— start of Extracted records —

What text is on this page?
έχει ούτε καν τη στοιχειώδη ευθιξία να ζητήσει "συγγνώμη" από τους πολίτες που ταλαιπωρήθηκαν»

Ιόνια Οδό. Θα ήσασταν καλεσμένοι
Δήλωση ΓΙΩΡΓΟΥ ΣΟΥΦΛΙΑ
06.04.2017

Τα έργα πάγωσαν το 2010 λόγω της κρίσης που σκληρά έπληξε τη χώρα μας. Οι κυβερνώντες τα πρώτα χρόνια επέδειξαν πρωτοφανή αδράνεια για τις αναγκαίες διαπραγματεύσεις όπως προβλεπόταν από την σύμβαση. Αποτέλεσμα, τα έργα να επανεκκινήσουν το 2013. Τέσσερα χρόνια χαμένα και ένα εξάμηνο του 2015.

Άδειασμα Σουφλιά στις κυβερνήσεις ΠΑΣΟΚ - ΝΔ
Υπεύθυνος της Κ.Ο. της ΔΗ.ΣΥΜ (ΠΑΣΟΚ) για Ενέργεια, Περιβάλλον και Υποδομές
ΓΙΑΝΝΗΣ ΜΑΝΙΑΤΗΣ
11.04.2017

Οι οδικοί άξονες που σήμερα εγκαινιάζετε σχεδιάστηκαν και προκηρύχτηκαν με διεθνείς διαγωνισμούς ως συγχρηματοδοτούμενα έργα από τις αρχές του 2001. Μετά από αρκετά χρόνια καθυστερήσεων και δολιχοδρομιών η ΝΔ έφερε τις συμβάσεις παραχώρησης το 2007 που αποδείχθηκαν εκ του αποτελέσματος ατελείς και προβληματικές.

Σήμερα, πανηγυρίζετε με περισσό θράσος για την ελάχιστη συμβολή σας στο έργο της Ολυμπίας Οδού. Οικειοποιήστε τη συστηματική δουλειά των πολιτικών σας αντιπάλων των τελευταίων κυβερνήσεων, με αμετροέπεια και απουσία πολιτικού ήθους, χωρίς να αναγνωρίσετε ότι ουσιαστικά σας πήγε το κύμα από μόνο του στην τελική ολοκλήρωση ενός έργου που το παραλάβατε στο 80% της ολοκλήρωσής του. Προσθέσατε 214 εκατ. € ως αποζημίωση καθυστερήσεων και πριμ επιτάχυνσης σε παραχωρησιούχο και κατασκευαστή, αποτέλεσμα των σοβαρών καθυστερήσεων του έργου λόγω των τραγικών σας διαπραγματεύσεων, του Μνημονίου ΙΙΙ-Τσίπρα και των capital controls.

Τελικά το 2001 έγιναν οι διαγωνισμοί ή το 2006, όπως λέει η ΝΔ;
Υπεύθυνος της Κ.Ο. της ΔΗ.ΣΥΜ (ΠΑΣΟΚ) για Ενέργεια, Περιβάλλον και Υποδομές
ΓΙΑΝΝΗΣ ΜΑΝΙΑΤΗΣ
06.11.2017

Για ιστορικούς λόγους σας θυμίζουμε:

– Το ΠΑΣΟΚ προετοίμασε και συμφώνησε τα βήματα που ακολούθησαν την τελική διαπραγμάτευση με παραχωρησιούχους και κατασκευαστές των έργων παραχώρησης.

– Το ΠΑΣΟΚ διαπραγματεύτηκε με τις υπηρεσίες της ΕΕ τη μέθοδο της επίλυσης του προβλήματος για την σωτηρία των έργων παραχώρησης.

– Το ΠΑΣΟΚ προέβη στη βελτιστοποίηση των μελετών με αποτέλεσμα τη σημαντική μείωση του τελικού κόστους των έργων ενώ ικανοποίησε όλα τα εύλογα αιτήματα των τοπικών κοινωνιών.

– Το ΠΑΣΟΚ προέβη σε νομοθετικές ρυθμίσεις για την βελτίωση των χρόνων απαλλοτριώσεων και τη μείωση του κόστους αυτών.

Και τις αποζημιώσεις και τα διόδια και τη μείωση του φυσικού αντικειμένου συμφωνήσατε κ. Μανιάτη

— end of Extracted records —

(What is being asked): Write out the full listing exactly as given.

(Correct output):
What text is on this page?
έχει ούτε καν τη στοιχειώδη ευθιξία να ζητήσει "συγγνώμη" από τους πολίτες που ταλαιπωρήθηκαν»

Ιόνια Οδό. Θα ήσασταν καλεσμένοι
Δήλωση ΓΙΩΡΓΟΥ ΣΟΥΦΛΙΑ
06.04.2017

Τα έργα πάγωσαν το 2010 λόγω της κρίσης που σκληρά έπληξε τη χώρα μας. Οι κυβερνώντες τα πρώτα χρόνια επέδειξαν πρωτοφανή αδράνεια για τις αναγκαίες διαπραγματεύσεις όπως προβλεπόταν από την σύμβαση. Αποτέλεσμα, τα έργα να επανεκκινήσουν το 2013. Τέσσερα χρόνια χαμένα και ένα εξάμηνο του 2015.

Άδειασμα Σουφλιά στις κυβερνήσεις ΠΑΣΟΚ - ΝΔ
Υπεύθυνος της Κ.Ο. της ΔΗ.ΣΥΜ (ΠΑΣΟΚ) για Ενέργεια, Περιβάλλον και Υποδομές
ΓΙΑΝΝΗΣ ΜΑΝΙΑΤΗΣ
11.04.2017

Οι οδικοί άξονες που σήμερα εγκαινιάζετε σχεδιάστηκαν και προκηρύχτηκαν με διεθνείς διαγωνισμούς ως συγχρηματοδοτούμενα έργα από τις αρχές του 2001. Μετά από αρκετά χρόνια καθυστερήσεων και δολιχοδρομιών η ΝΔ έφερε τις συμβάσεις παραχώρησης το 2007 που αποδείχθηκαν εκ του αποτελέσματος ατελείς και προβληματικές.

Σήμερα, πανηγυρίζετε με περισσό θράσος για την ελάχιστη συμβολή σας στο έργο της Ολυμπίας Οδού. Οικειοποιήστε τη συστηματική δουλειά των πολιτικών σας αντιπάλων των τελευταίων κυβερνήσεων, με αμετροέπεια και απουσία πολιτικού ήθους, χωρίς να αναγνωρίσετε ότι ουσιαστικά σας πήγε το κύμα από μόνο του στην τελική ολοκλήρωση ενός έργου που το παραλάβατε στο 80% της ολοκλήρωσής του. Προσθέσατε 214 εκατ. € ως αποζημίωση καθυστερήσεων και πριμ επιτάχυνσης σε παραχωρησιούχο και κατασκευαστή, αποτέλεσμα των σοβαρών καθυστερήσεων του έργου λόγω των τραγικών σας διαπραγματεύσεων, του Μνημονίου ΙΙΙ-Τσίπρα και των capital controls.

Τελικά το 2001 έγιναν οι διαγωνισμοί ή το 2006, όπως λέει η ΝΔ;
Υπεύθυνος της Κ.Ο. της ΔΗ.ΣΥΜ (ΠΑΣΟΚ) για Ενέργεια, Περιβάλλον και Υποδομές
ΓΙΑΝΝΗΣ ΜΑΝΙΑΤΗΣ
06.11.2017

Για ιστορικούς λόγους σας θυμίζουμε:

– Το ΠΑΣΟΚ προετοίμασε και συμφώνησε τα βήματα που ακολούθησαν την τελική διαπραγμάτευση με παραχωρησιούχους και κατασκευαστές των έργων παραχώρησης.

– Το ΠΑΣΟΚ διαπραγματεύτηκε με τις υπηρεσίες της ΕΕ τη μέθοδο της επίλυσης του προβλήματος για την σωτηρία των έργων παραχώρησης.

– Το ΠΑΣΟΚ προέβη στη βελτιστοποίηση των μελετών με αποτέλεσμα τη σημαντική μείωση του τελικού κόστους των έργων ενώ ικανοποίησε όλα τα εύλογα αιτήματα των τοπικών κοινωνιών.

– Το ΠΑΣΟΚ προέβη σε νομοθετικές ρυθμίσεις για την βελτίωση των χρόνων απαλλοτριώσεων και τη μείωση του κόστους αυτών.

Και τις αποζημιώσεις και τα διόδια και τη μείωση του φυσικού αντικειμένου συμφωνήσατε κ. Μανιάτη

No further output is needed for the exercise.